(Stored data entries)
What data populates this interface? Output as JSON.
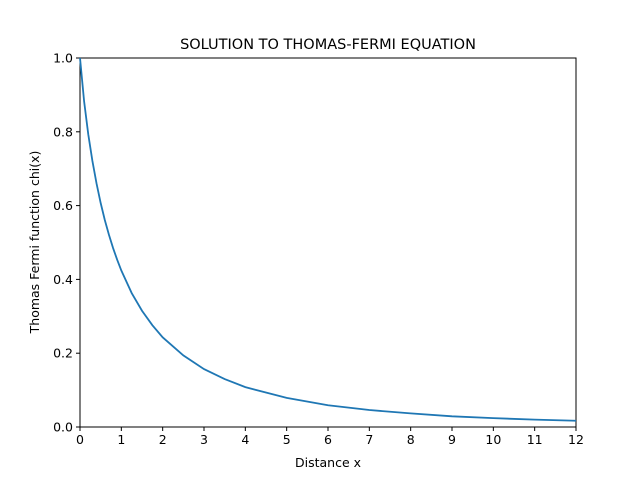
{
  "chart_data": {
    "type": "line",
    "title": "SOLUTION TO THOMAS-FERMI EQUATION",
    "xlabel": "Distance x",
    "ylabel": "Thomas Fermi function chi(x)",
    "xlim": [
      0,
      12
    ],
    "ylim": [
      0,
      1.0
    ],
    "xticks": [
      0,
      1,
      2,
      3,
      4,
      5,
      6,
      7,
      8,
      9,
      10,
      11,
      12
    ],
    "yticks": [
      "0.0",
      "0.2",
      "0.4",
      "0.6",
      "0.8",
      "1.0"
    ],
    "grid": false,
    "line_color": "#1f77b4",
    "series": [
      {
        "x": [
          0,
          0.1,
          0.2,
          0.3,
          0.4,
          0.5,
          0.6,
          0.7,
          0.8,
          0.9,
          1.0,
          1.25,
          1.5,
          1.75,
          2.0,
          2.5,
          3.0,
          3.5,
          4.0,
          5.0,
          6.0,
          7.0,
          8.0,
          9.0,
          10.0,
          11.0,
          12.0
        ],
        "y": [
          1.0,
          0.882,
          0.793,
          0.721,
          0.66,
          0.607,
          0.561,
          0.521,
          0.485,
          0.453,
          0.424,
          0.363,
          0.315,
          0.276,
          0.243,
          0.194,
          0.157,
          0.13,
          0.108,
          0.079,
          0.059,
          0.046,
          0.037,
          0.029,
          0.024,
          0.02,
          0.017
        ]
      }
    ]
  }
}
* * *
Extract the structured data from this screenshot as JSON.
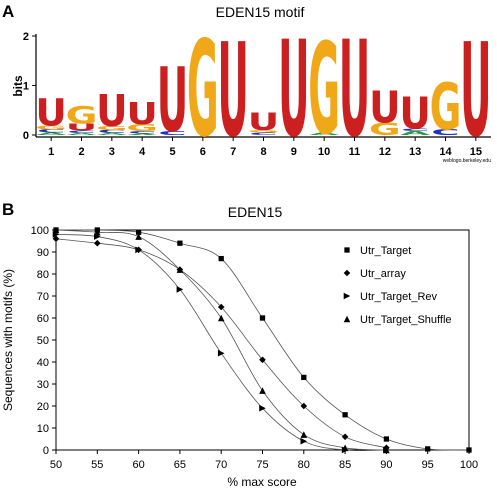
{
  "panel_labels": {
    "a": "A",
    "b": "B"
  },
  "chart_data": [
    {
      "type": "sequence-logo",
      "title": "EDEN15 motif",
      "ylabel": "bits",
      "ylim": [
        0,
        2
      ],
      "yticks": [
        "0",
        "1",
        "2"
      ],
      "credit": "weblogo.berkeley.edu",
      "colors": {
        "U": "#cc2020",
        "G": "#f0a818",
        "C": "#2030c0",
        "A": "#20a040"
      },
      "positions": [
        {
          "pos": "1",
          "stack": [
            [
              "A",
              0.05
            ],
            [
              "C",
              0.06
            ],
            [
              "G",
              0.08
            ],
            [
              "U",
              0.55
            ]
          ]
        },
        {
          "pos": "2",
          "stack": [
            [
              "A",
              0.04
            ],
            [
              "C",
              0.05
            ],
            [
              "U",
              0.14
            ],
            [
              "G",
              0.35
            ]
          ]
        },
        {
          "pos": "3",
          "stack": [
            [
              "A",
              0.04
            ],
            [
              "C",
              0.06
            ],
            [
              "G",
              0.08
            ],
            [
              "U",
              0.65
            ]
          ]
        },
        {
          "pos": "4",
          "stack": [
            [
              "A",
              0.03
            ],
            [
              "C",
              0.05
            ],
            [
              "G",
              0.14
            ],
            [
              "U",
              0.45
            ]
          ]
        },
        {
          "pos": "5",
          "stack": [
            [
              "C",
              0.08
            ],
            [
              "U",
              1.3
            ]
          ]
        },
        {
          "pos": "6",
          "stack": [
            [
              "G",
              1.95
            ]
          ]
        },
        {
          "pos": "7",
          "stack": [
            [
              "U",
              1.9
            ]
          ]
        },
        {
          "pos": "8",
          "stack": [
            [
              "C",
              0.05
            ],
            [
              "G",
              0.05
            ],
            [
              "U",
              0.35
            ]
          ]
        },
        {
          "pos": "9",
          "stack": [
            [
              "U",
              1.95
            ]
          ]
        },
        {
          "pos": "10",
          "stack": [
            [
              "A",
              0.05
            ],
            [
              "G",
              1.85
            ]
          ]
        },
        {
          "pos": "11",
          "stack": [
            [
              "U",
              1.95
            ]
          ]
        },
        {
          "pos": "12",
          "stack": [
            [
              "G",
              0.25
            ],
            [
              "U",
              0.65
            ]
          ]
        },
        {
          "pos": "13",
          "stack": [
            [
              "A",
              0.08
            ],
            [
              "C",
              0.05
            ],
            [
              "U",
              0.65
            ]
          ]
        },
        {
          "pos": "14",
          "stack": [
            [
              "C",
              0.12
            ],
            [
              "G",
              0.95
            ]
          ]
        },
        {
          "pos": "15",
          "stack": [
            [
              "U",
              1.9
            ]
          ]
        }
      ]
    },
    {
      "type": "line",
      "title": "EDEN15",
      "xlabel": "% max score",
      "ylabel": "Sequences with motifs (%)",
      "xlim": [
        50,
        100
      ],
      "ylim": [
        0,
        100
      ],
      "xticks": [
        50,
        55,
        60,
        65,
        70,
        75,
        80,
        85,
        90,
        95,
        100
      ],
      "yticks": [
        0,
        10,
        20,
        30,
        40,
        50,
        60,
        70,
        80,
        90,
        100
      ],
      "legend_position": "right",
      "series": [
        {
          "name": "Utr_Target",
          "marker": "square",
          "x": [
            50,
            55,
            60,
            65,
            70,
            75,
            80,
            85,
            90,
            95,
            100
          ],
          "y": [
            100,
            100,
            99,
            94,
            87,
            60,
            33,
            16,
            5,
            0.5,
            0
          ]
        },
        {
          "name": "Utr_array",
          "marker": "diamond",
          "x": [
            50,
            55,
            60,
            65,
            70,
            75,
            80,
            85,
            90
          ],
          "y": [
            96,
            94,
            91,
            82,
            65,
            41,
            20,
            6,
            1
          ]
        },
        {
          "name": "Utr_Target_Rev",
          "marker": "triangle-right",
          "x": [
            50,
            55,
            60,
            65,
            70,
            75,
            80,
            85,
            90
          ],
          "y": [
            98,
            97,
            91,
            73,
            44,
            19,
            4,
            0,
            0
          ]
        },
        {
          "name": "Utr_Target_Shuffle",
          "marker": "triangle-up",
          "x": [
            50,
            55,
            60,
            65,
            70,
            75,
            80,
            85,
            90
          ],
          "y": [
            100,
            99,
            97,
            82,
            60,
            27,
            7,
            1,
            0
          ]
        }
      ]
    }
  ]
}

◆ **Problem**
Find and copy every line in the entries above where the string "right" occurs.

◆ **Task answer**
      "legend_position": "right",
          "marker": "triangle-right",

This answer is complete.